Given instruction -> Retype every line of the records below with no changes, leaving out the pictures.

Task input ->
--- start ---

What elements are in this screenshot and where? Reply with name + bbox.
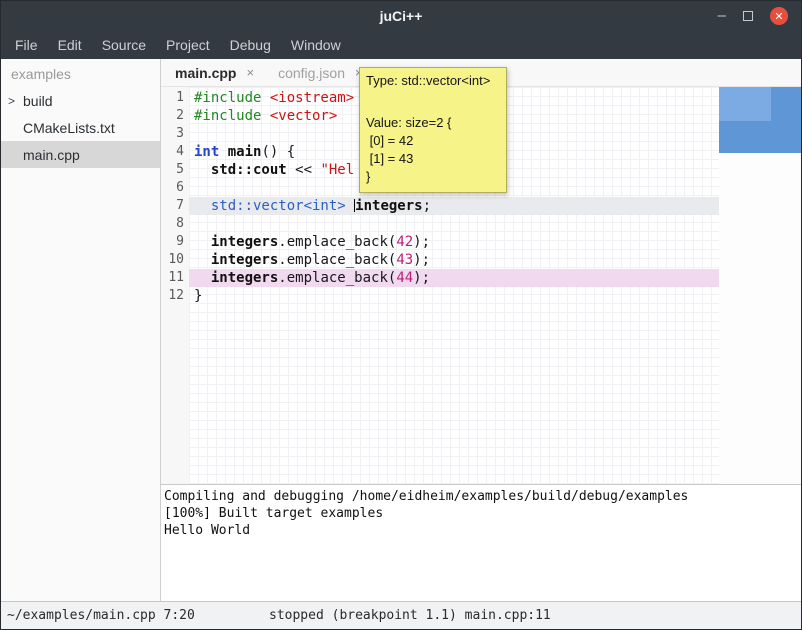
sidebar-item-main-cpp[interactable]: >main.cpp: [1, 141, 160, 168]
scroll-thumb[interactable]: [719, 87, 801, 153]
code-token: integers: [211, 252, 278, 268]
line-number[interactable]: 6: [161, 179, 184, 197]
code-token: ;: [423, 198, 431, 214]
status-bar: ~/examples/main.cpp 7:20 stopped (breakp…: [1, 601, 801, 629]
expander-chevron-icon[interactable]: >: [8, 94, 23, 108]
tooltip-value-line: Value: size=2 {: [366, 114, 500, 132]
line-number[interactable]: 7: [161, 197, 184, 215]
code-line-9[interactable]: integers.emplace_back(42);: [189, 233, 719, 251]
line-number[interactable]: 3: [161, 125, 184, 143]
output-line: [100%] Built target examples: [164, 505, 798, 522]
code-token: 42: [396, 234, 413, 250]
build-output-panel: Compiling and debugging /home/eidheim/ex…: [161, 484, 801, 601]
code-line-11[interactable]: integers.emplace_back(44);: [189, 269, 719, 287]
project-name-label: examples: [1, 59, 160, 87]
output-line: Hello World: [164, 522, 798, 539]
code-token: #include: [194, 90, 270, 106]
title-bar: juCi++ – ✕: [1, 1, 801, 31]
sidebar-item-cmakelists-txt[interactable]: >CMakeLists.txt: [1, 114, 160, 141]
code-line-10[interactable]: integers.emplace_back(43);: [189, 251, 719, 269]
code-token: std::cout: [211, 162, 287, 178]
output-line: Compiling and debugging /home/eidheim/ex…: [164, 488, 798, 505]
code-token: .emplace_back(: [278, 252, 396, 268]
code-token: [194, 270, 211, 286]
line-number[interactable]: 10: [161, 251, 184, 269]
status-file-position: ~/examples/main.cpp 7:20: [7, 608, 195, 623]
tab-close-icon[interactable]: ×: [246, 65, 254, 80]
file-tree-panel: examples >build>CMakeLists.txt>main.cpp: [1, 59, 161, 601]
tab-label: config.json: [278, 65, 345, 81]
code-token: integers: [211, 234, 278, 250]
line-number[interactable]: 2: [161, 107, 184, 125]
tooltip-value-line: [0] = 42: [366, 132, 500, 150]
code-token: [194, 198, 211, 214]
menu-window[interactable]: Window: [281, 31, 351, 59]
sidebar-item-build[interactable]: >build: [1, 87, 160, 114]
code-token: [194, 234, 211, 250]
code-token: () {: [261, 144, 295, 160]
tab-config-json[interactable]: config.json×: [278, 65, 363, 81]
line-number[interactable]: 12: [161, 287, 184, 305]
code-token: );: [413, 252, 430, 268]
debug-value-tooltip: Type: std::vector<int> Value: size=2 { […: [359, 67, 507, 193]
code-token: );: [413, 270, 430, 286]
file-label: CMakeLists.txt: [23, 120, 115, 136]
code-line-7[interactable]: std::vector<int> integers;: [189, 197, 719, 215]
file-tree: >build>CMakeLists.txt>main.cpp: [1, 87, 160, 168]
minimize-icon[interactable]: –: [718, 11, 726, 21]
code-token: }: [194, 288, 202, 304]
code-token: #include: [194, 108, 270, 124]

--- end ---

Result of the exercise ->
What elements are in this screenshot and where? Reply with name + bbox.
sidebar-item-main-cpp[interactable]: >main.cpp: [1, 141, 160, 168]
scroll-thumb[interactable]: [719, 87, 801, 153]
code-token: integers: [211, 252, 278, 268]
line-number[interactable]: 6: [161, 179, 184, 197]
code-token: ;: [423, 198, 431, 214]
status-bar: ~/examples/main.cpp 7:20 stopped (breakp…: [1, 601, 801, 629]
expander-chevron-icon[interactable]: >: [8, 94, 23, 108]
tooltip-value-line: Value: size=2 {: [366, 114, 500, 132]
line-number[interactable]: 7: [161, 197, 184, 215]
code-line-9[interactable]: integers.emplace_back(42);: [189, 233, 719, 251]
line-number[interactable]: 3: [161, 125, 184, 143]
output-line: [100%] Built target examples: [164, 505, 798, 522]
code-token: 42: [396, 234, 413, 250]
build-output-panel: Compiling and debugging /home/eidheim/ex…: [161, 484, 801, 601]
code-line-11[interactable]: integers.emplace_back(44);: [189, 269, 719, 287]
project-name-label: examples: [1, 59, 160, 87]
output-line: Hello World: [164, 522, 798, 539]
code-token: #include: [194, 90, 270, 106]
title-bar: juCi++ – ✕: [1, 1, 801, 31]
sidebar-item-cmakelists-txt[interactable]: >CMakeLists.txt: [1, 114, 160, 141]
code-line-10[interactable]: integers.emplace_back(43);: [189, 251, 719, 269]
code-token: std::cout: [211, 162, 287, 178]
output-line: Compiling and debugging /home/eidheim/ex…: [164, 488, 798, 505]
code-token: .emplace_back(: [278, 252, 396, 268]
code-token: [194, 270, 211, 286]
line-number[interactable]: 10: [161, 251, 184, 269]
status-file-position: ~/examples/main.cpp 7:20: [7, 608, 195, 623]
tab-close-icon[interactable]: ×: [246, 65, 254, 80]
file-tree-panel: examples >build>CMakeLists.txt>main.cpp: [1, 59, 161, 601]
tab-label: config.json: [278, 65, 345, 81]
code-token: integers: [211, 234, 278, 250]
line-number[interactable]: 2: [161, 107, 184, 125]
tooltip-value-line: [0] = 42: [366, 132, 500, 150]
code-token: [194, 198, 211, 214]
menu-window[interactable]: Window: [281, 31, 351, 59]
sidebar-item-build[interactable]: >build: [1, 87, 160, 114]
code-token: [194, 234, 211, 250]
code-token: () {: [261, 144, 295, 160]
tab-config-json[interactable]: config.json×: [278, 65, 363, 81]
line-number[interactable]: 12: [161, 287, 184, 305]
code-token: );: [413, 252, 430, 268]
debug-value-tooltip: Type: std::vector<int> Value: size=2 { […: [359, 67, 507, 193]
code-token: );: [413, 270, 430, 286]
file-label: CMakeLists.txt: [23, 120, 115, 136]
code-line-7[interactable]: std::vector<int> integers;: [189, 197, 719, 215]
file-tree: >build>CMakeLists.txt>main.cpp: [1, 87, 160, 168]
minimize-icon[interactable]: –: [718, 11, 726, 21]
code-token: }: [194, 288, 202, 304]
code-token: #include: [194, 108, 270, 124]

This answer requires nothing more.